■ **Job**: Look for the word "initials" in the entries below, then copy every line that has it.

■ **Records**:

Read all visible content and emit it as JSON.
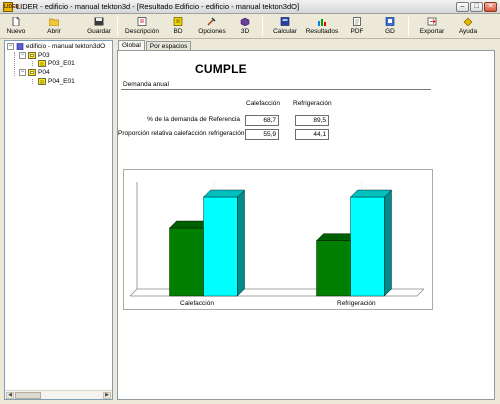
{
  "window": {
    "app_icon_text": "LIDER",
    "title": "LIDER - edificio - manual tekton3d - [Resultado Edificio - edificio - manual tekton3dO]",
    "controls": [
      "minimize",
      "maximize",
      "close"
    ]
  },
  "toolbar": {
    "buttons": [
      {
        "label": "Nuevo",
        "icon": "new-file-icon"
      },
      {
        "label": "Abrir",
        "icon": "folder-open-icon"
      },
      {
        "label": "Guardar",
        "icon": "save-disk-icon"
      },
      {
        "label": "Descripción",
        "icon": "description-icon"
      },
      {
        "label": "BD",
        "icon": "database-icon"
      },
      {
        "label": "Opciones",
        "icon": "tools-icon"
      },
      {
        "label": "3D",
        "icon": "3d-view-icon"
      },
      {
        "label": "Calcular",
        "icon": "calculate-icon"
      },
      {
        "label": "Resultados",
        "icon": "results-chart-icon"
      },
      {
        "label": "PDF",
        "icon": "pdf-icon"
      },
      {
        "label": "GD",
        "icon": "gd-icon"
      },
      {
        "label": "Exportar",
        "icon": "export-icon"
      },
      {
        "label": "Ayuda",
        "icon": "help-icon"
      }
    ]
  },
  "tree": {
    "root": "edificio - manual tekton3dO",
    "floors": [
      {
        "label": "P03",
        "space": "P03_E01"
      },
      {
        "label": "P04",
        "space": "P04_E01"
      }
    ]
  },
  "tabs": [
    {
      "label": "Global",
      "active": true
    },
    {
      "label": "Por espacios",
      "active": false
    }
  ],
  "result": {
    "status": "CUMPLE",
    "section": "Demanda anual",
    "columns": [
      "Calefacción",
      "Refrigeración"
    ],
    "rows": [
      {
        "label": "% de la demanda de Referencia",
        "values": [
          "68,7",
          "89,5"
        ]
      },
      {
        "label": "Proporción relativa calefacción refrigeración",
        "values": [
          "55,9",
          "44,1"
        ]
      }
    ]
  },
  "chart_data": {
    "type": "bar",
    "categories": [
      "Calefacción",
      "Refrigeración"
    ],
    "series": [
      {
        "name": "",
        "values": [
          68.7,
          55.9
        ],
        "color": "#007f00"
      },
      {
        "name": "",
        "values": [
          100,
          100
        ],
        "color": "#00ffff"
      }
    ],
    "ylim": [
      0,
      100
    ],
    "grid": false,
    "note": "3D clustered bars; second series heights relative"
  }
}
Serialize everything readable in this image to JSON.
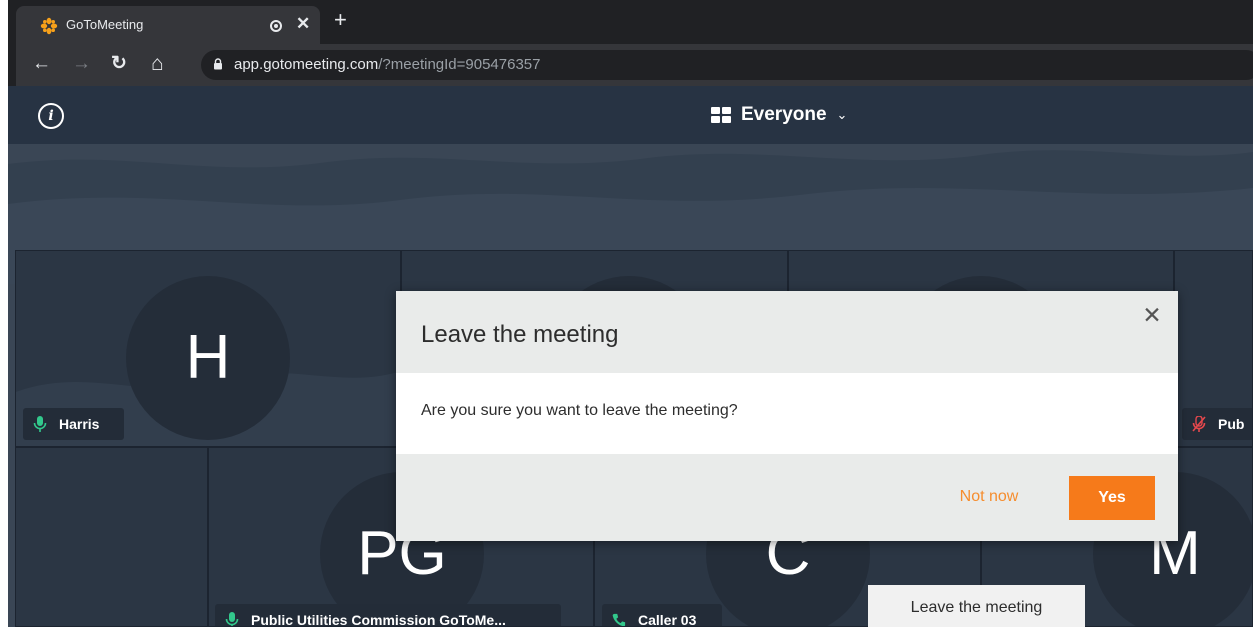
{
  "browser": {
    "tab_title": "GoToMeeting",
    "tab_close_glyph": "✕",
    "new_tab_glyph": "+",
    "back_glyph": "←",
    "forward_glyph": "→",
    "reload_glyph": "↻",
    "home_glyph": "⌂",
    "url_host": "app.gotomeeting.com",
    "url_rest": "/?meetingId=905476357"
  },
  "header": {
    "info_glyph": "i",
    "view_label": "Everyone",
    "view_chevron": "⌄"
  },
  "participants": [
    {
      "initials": "H",
      "name": "Harris",
      "status": "mic-on"
    },
    {
      "initials": "",
      "name": "",
      "status": ""
    },
    {
      "initials": "",
      "name": "",
      "status": ""
    },
    {
      "initials": "",
      "name": "Pub",
      "status": "mic-muted"
    },
    {
      "initials": "PG",
      "name": "Public Utilities Commission GoToMe...",
      "status": "mic-on"
    },
    {
      "initials": "C",
      "name": "Caller 03",
      "status": "phone"
    },
    {
      "initials": "M",
      "name": "",
      "status": ""
    }
  ],
  "dialog": {
    "title": "Leave the meeting",
    "close_glyph": "✕",
    "message": "Are you sure you want to leave the meeting?",
    "secondary_label": "Not now",
    "primary_label": "Yes"
  },
  "tooltip": {
    "text": "Leave the meeting"
  },
  "colors": {
    "accent": "#f67a1a",
    "mic_on": "#32c88c",
    "mic_muted": "#e5484d",
    "phone": "#32c88c"
  },
  "icons": {
    "favicon": "gotomeeting-logo-icon",
    "lock": "lock-icon",
    "info": "info-icon",
    "view": "grid-icon",
    "mic_on": "microphone-icon",
    "mic_muted": "microphone-muted-icon",
    "phone": "phone-icon"
  }
}
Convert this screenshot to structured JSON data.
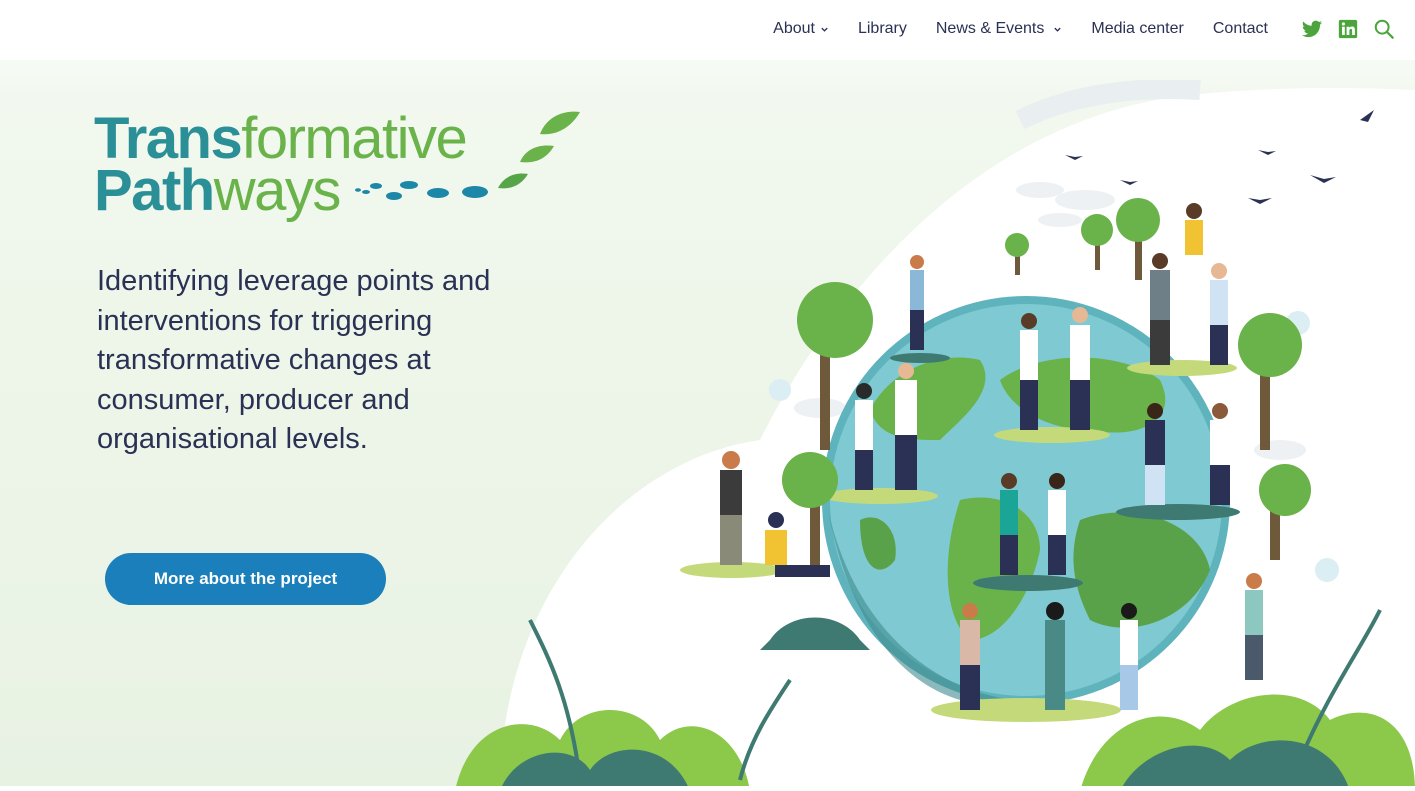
{
  "nav": {
    "items": [
      {
        "label": "About",
        "dropdown": true
      },
      {
        "label": "Library",
        "dropdown": false
      },
      {
        "label": "News & Events",
        "dropdown": true
      },
      {
        "label": "Media center",
        "dropdown": false
      },
      {
        "label": "Contact",
        "dropdown": false
      }
    ],
    "social": [
      "twitter-icon",
      "linkedin-icon",
      "search-icon"
    ]
  },
  "logo": {
    "line1_bold": "Trans",
    "line1_light": "formative",
    "line2_bold": "Path",
    "line2_light": "ways"
  },
  "hero": {
    "tagline": "Identifying leverage points and interventions for triggering transformative changes at consumer, producer and organisational levels.",
    "cta_label": "More about the project"
  },
  "colors": {
    "accent_green": "#6ab24a",
    "brand_teal": "#2a8f96",
    "button_blue": "#1a7fba",
    "text_navy": "#2a3154"
  }
}
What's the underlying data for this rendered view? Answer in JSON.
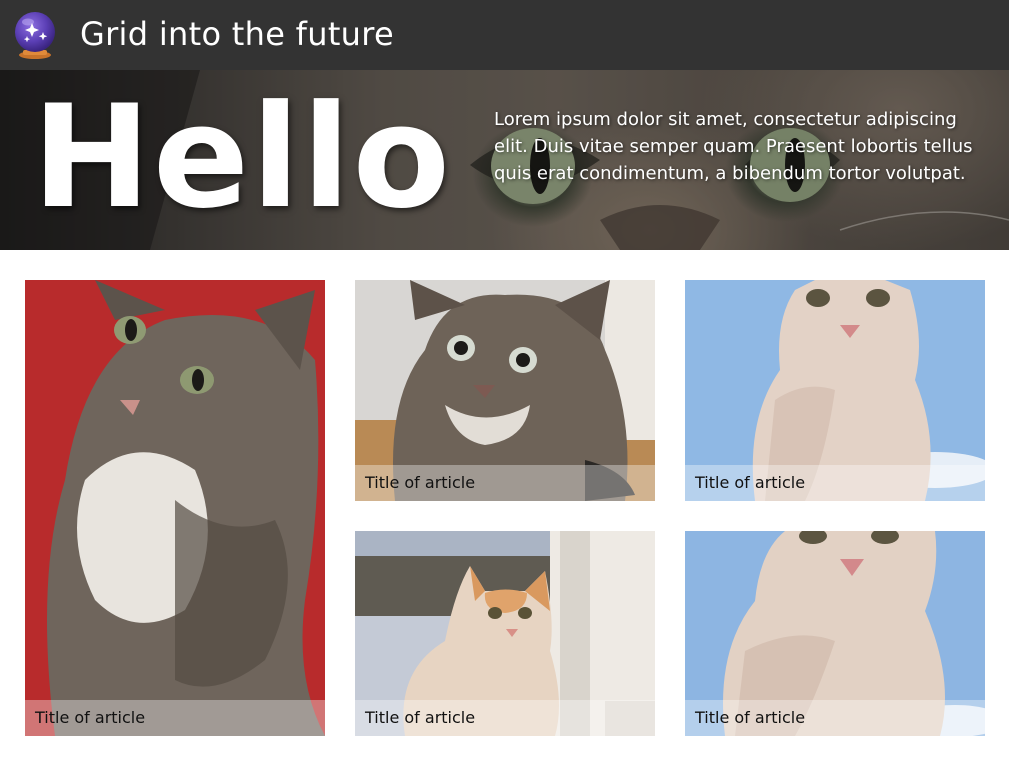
{
  "header": {
    "logo_icon": "crystal-ball-icon",
    "title": "Grid into the future",
    "background": "#333333"
  },
  "hero": {
    "heading": "Hello",
    "text": "Lorem ipsum dolor sit amet, consectetur adipiscing elit. Duis vitae semper quam. Praesent lobortis tellus quis erat condimentum, a bibendum tortor volutpat."
  },
  "articles": [
    {
      "title": "Title of article",
      "image": "tabby-kitten-red-background"
    },
    {
      "title": "Title of article",
      "image": "tabby-kitten-closeup"
    },
    {
      "title": "Title of article",
      "image": "white-cat-blue-sky"
    },
    {
      "title": "Title of article",
      "image": "orange-white-cat-by-door"
    },
    {
      "title": "Title of article",
      "image": "white-cat-blue-sky"
    }
  ]
}
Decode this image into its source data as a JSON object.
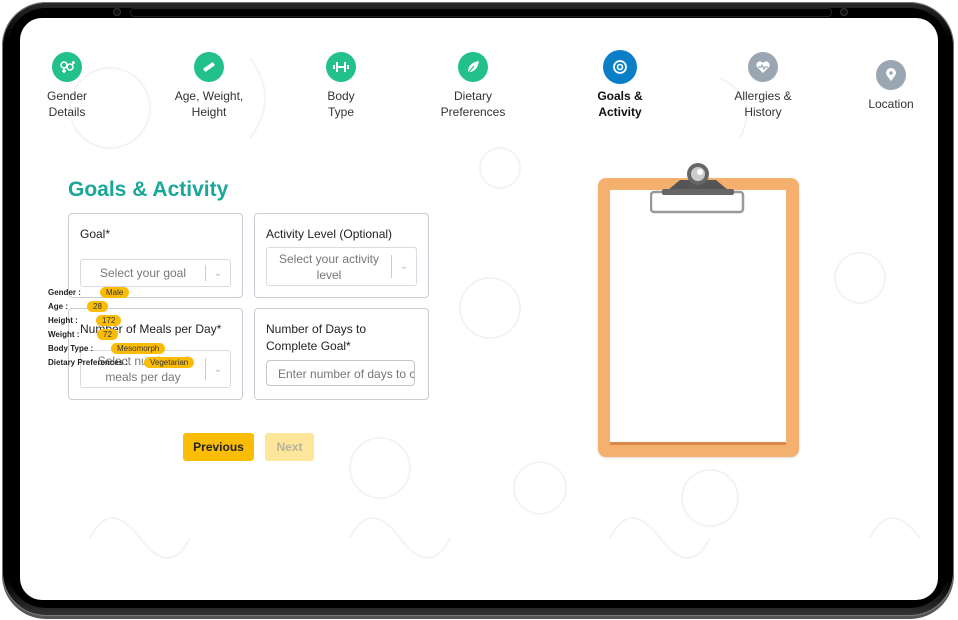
{
  "stepper": {
    "steps": [
      {
        "label": "Gender\nDetails",
        "icon": "gender-icon",
        "state": "done"
      },
      {
        "label": "Age, Weight,\nHeight",
        "icon": "ruler-icon",
        "state": "done"
      },
      {
        "label": "Body\nType",
        "icon": "dumbbell-icon",
        "state": "done"
      },
      {
        "label": "Dietary\nPreferences",
        "icon": "leaf-icon",
        "state": "done"
      },
      {
        "label": "Goals &\nActivity",
        "icon": "target-icon",
        "state": "active"
      },
      {
        "label": "Allergies &\nHistory",
        "icon": "heartbeat-icon",
        "state": "todo"
      },
      {
        "label": "Location",
        "icon": "location-pin-icon",
        "state": "todo"
      }
    ]
  },
  "form": {
    "title": "Goals & Activity",
    "goal": {
      "label": "Goal*",
      "placeholder": "Select your goal"
    },
    "activity": {
      "label": "Activity Level (Optional)",
      "placeholder": "Select your activity level"
    },
    "meals": {
      "label": "Number of Meals per Day*",
      "placeholder": "Select number of meals per day"
    },
    "days": {
      "label": "Number of Days to Complete Goal*",
      "placeholder": "Enter number of days to c"
    }
  },
  "buttons": {
    "previous": "Previous",
    "next": "Next"
  },
  "summary": {
    "rows": [
      {
        "label": "Gender :",
        "value": "Male"
      },
      {
        "label": "Age :",
        "value": "28"
      },
      {
        "label": "Height :",
        "value": "172"
      },
      {
        "label": "Weight :",
        "value": "72"
      },
      {
        "label": "Body Type :",
        "value": "Mesomorph"
      },
      {
        "label": "Dietary Preferences :",
        "value": "Vegetarian"
      }
    ]
  },
  "colors": {
    "primary": "#22c08a",
    "active": "#0a7fc8",
    "pending": "#9aa7b3",
    "accent": "#fbbc05",
    "title": "#1aa79a",
    "clipboard": "#f4b06e"
  }
}
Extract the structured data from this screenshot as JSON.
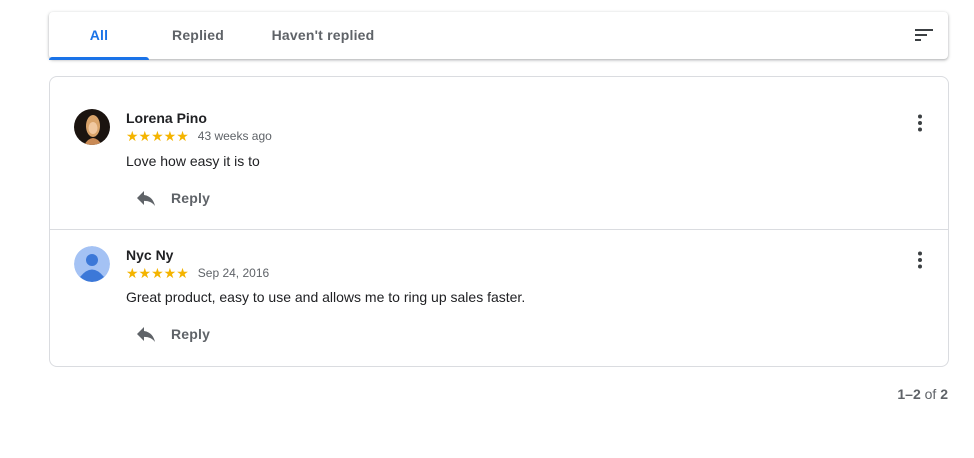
{
  "tabs": [
    {
      "label": "All",
      "active": true
    },
    {
      "label": "Replied",
      "active": false
    },
    {
      "label": "Haven't replied",
      "active": false
    }
  ],
  "filter_icon": "sort-filter-icon",
  "reviews": [
    {
      "author": "Lorena Pino",
      "rating": 5,
      "stars": "★★★★★",
      "date": "43 weeks ago",
      "text": "Love how easy it is to",
      "reply_label": "Reply",
      "avatar": "photo-avatar"
    },
    {
      "author": "Nyc Ny",
      "rating": 5,
      "stars": "★★★★★",
      "date": "Sep 24, 2016",
      "text": "Great product, easy to use and allows me to ring up sales faster.",
      "reply_label": "Reply",
      "avatar": "default-person-avatar"
    }
  ],
  "pagination": {
    "range": "1–2",
    "of": "of",
    "total": "2"
  },
  "colors": {
    "accent": "#1a73e8",
    "star": "#f4b400",
    "muted": "#5f6368",
    "border": "#dadce0"
  }
}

■ **Solution below**:
      "initials": "H",
      "initials": "",
      "initials": "",
      "initials": "",
      "initials": "PG",
      "initials": "C",
      "initials": "M",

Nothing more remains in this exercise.